-- PROBLEM REQUIREMENTS --
Starting with the first line of the items and continuing through the line that contains "- expression-field[interactable]: [870, 781, 1284, 810]", present those lines as a Markdown table with the columns Row and Entry, leaving out any blank lines.

-- INFORMATION SUPPLIED --
::::
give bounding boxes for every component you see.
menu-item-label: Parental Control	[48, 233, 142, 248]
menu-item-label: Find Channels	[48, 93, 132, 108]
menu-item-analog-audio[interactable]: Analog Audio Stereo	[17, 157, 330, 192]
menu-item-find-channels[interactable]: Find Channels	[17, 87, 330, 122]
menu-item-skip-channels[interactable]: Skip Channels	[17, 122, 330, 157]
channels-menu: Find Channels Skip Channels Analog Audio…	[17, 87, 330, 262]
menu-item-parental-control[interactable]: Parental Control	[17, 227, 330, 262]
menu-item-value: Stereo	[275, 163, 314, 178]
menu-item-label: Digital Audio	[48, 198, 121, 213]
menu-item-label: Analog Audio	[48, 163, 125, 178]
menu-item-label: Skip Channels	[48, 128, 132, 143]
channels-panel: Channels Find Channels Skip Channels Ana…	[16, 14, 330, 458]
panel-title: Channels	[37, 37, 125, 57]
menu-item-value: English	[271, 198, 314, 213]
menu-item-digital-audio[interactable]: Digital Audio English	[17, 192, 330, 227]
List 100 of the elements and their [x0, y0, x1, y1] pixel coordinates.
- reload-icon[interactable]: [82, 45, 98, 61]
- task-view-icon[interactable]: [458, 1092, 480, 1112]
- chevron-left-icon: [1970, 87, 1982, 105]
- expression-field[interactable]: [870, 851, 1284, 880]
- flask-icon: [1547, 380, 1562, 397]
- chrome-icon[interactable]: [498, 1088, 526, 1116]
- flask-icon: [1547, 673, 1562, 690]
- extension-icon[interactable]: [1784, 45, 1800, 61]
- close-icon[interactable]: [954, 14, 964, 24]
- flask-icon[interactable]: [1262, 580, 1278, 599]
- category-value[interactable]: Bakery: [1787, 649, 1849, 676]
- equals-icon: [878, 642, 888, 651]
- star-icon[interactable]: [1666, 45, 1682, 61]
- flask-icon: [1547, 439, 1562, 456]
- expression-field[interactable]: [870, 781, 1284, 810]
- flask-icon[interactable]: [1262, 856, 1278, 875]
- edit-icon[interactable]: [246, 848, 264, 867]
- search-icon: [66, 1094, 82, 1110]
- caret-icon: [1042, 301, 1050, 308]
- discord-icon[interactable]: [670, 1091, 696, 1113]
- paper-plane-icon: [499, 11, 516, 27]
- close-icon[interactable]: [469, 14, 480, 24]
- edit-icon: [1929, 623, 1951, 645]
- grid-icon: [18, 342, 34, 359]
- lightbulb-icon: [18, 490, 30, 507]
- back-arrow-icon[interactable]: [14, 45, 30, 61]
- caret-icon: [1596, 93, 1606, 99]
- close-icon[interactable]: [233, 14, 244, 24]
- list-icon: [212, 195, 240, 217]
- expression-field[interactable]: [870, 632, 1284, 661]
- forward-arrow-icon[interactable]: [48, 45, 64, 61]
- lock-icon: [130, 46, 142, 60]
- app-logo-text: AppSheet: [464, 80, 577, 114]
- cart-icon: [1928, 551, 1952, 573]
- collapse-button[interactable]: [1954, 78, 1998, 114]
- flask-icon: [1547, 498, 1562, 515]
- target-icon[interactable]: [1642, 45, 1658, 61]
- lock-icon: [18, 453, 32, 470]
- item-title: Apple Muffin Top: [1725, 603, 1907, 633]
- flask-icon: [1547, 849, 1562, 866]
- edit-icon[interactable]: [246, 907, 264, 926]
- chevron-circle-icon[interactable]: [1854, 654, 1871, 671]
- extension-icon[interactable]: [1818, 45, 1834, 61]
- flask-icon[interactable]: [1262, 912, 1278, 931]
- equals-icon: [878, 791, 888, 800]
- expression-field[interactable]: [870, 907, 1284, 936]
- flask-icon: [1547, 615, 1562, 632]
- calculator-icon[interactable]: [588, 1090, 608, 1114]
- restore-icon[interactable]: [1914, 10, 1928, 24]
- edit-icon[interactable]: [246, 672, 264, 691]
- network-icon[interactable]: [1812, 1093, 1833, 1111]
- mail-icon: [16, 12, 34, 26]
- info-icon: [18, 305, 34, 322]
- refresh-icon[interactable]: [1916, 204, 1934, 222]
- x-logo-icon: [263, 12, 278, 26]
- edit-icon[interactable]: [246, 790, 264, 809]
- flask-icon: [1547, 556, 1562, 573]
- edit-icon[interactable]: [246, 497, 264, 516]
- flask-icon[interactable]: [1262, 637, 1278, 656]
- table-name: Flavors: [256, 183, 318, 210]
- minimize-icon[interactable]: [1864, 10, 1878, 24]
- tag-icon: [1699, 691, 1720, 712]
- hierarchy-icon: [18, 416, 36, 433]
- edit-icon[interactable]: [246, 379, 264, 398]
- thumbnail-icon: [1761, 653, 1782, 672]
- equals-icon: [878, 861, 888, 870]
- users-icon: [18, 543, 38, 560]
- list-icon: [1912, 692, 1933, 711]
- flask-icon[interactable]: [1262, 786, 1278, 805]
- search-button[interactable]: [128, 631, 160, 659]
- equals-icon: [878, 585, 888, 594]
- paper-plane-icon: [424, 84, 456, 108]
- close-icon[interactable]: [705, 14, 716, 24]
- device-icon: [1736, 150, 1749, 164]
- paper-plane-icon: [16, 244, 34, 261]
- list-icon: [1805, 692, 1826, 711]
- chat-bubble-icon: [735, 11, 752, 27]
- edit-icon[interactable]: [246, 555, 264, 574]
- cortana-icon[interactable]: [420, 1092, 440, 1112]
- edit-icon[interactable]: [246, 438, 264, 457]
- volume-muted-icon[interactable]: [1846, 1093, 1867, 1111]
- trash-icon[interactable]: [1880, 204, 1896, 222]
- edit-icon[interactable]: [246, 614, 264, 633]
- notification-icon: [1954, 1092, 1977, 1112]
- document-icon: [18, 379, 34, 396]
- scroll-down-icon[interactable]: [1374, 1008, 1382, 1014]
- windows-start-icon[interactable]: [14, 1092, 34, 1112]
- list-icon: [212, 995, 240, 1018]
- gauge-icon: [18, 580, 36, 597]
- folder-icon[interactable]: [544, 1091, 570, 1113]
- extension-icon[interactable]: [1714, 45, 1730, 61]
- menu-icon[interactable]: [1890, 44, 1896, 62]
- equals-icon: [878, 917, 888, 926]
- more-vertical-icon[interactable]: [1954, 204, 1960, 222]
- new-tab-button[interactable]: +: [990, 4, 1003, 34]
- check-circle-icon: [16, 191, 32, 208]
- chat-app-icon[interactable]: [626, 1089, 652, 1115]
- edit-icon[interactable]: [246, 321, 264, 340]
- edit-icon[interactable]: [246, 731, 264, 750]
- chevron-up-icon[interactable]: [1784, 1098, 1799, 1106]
::::
-- OUTPUT FOR THIS EXERCISE --
| Row | Entry |
|---|---|
| 1 | give bounding boxes for every component you see. |
| 2 | menu-item-label: Parental Control	[48, 233, 142, 248] |
| 3 | menu-item-label: Find Channels	[48, 93, 132, 108] |
| 4 | menu-item-analog-audio[interactable]: Analog Audio Stereo	[17, 157, 330, 192] |
| 5 | menu-item-find-channels[interactable]: Find Channels	[17, 87, 330, 122] |
| 6 | menu-item-skip-channels[interactable]: Skip Channels	[17, 122, 330, 157] |
| 7 | channels-menu: Find Channels Skip Channels Analog Audio…	[17, 87, 330, 262] |
| 8 | menu-item-parental-control[interactable]: Parental Control	[17, 227, 330, 262] |
| 9 | menu-item-value: Stereo	[275, 163, 314, 178] |
| 10 | menu-item-label: Digital Audio	[48, 198, 121, 213] |
| 11 | menu-item-label: Analog Audio	[48, 163, 125, 178] |
| 12 | menu-item-label: Skip Channels	[48, 128, 132, 143] |
| 13 | channels-panel: Channels Find Channels Skip Channels Ana…	[16, 14, 330, 458] |
| 14 | panel-title: Channels	[37, 37, 125, 57] |
| 15 | menu-item-value: English	[271, 198, 314, 213] |
| 16 | menu-item-digital-audio[interactable]: Digital Audio English	[17, 192, 330, 227] |
| 17 | List 100 of the elements and their [x0, y0, x1, y1] pixel coordinates. |
| 18 | - reload-icon[interactable]: [82, 45, 98, 61] |
| 19 | - task-view-icon[interactable]: [458, 1092, 480, 1112] |
| 20 | - chevron-left-icon: [1970, 87, 1982, 105] |
| 21 | - expression-field[interactable]: [870, 851, 1284, 880] |
| 22 | - flask-icon: [1547, 380, 1562, 397] |
| 23 | - chrome-icon[interactable]: [498, 1088, 526, 1116] |
| 24 | - flask-icon: [1547, 673, 1562, 690] |
| 25 | - extension-icon[interactable]: [1784, 45, 1800, 61] |
| 26 | - close-icon[interactable]: [954, 14, 964, 24] |
| 27 | - flask-icon[interactable]: [1262, 580, 1278, 599] |
| 28 | - category-value[interactable]: Bakery: [1787, 649, 1849, 676] |
| 29 | - equals-icon: [878, 642, 888, 651] |
| 30 | - star-icon[interactable]: [1666, 45, 1682, 61] |
| 31 | - flask-icon: [1547, 439, 1562, 456] |
| 32 | - expression-field[interactable]: [870, 781, 1284, 810] |